PROBLEM TO WORK ON » Copy each line below in which the string "Stress" occurs.

--- LISTING ---

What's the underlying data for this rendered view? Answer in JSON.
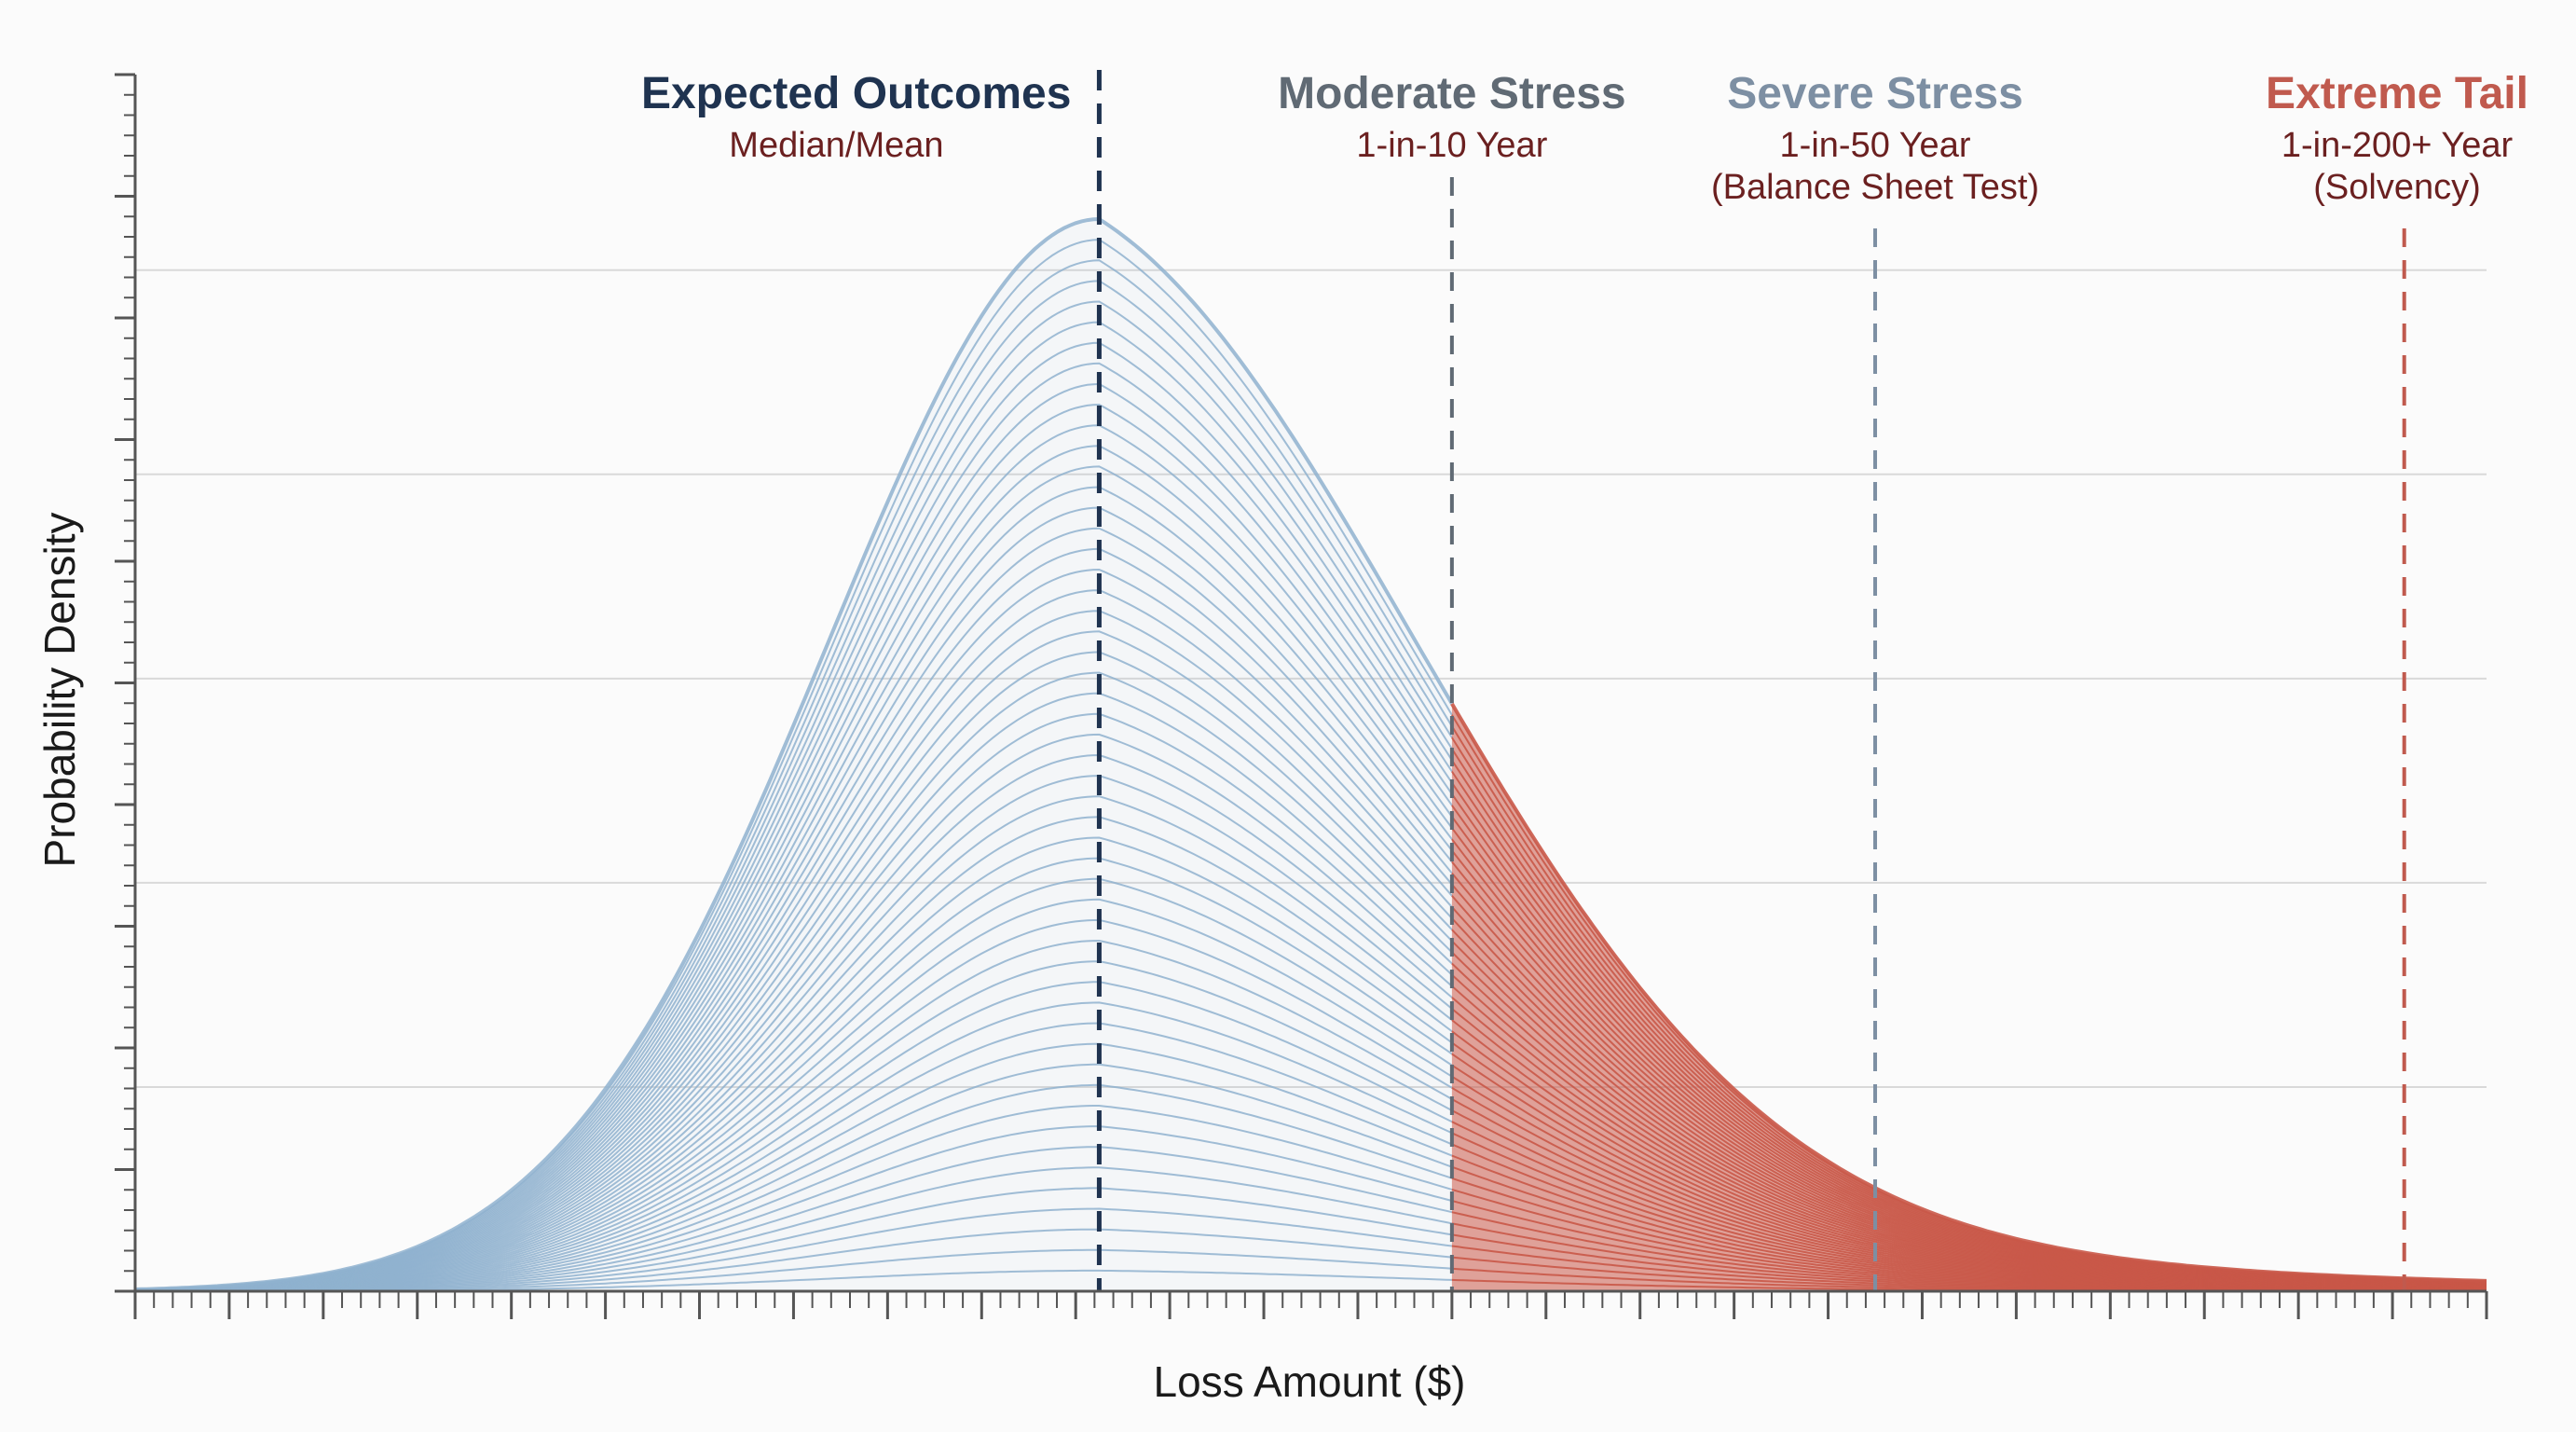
{
  "chart_data": {
    "type": "area",
    "title": "",
    "xlabel": "Loss Amount ($)",
    "ylabel": "Probability Density",
    "xlim": [
      0,
      100
    ],
    "ylim": [
      0,
      1.05
    ],
    "grid": true,
    "grid_lines_y": [
      0.2,
      0.4,
      0.6,
      0.8,
      1.0
    ],
    "distribution": {
      "description_x": "loss",
      "mode_x": 41,
      "peak_density": 1.05,
      "left_spread": 11.5,
      "right_spread": 14.5,
      "tail_half_life": 12.5,
      "series": [
        {
          "name": "",
          "x_from": 0,
          "x_to": 56,
          "color": "#8fb2cf"
        },
        {
          "name": "",
          "x_from": 56,
          "x_to": 100,
          "color": "#c95848"
        }
      ]
    },
    "markers": [
      {
        "x": 41,
        "title": "Expected Outcomes",
        "subtitle": [
          "Median/Mean"
        ],
        "color": "#1f3350",
        "dash": "22,14",
        "from_top": true
      },
      {
        "x": 56,
        "title": "Moderate Stress",
        "subtitle": [
          "1-in-10 Year"
        ],
        "color": "#606a74",
        "dash": "20,14",
        "from_top": false
      },
      {
        "x": 74,
        "title": "Severe Stress",
        "subtitle": [
          "1-in-50 Year",
          "(Balance Sheet Test)"
        ],
        "color": "#7d8fa3",
        "dash": "20,14",
        "from_top": false
      },
      {
        "x": 96.5,
        "title": "Extreme Tail",
        "subtitle": [
          "1-in-200+ Year",
          "(Solvency)"
        ],
        "color": "#c05a4e",
        "dash": "20,14",
        "from_top": false
      }
    ],
    "colors": {
      "body": "#8fb2cf",
      "tail": "#c95848",
      "grid": "#d9d9d9",
      "axis": "#555555"
    }
  }
}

---

THE OUTPUT »
        "title": "Moderate Stress",
        "title": "Severe Stress",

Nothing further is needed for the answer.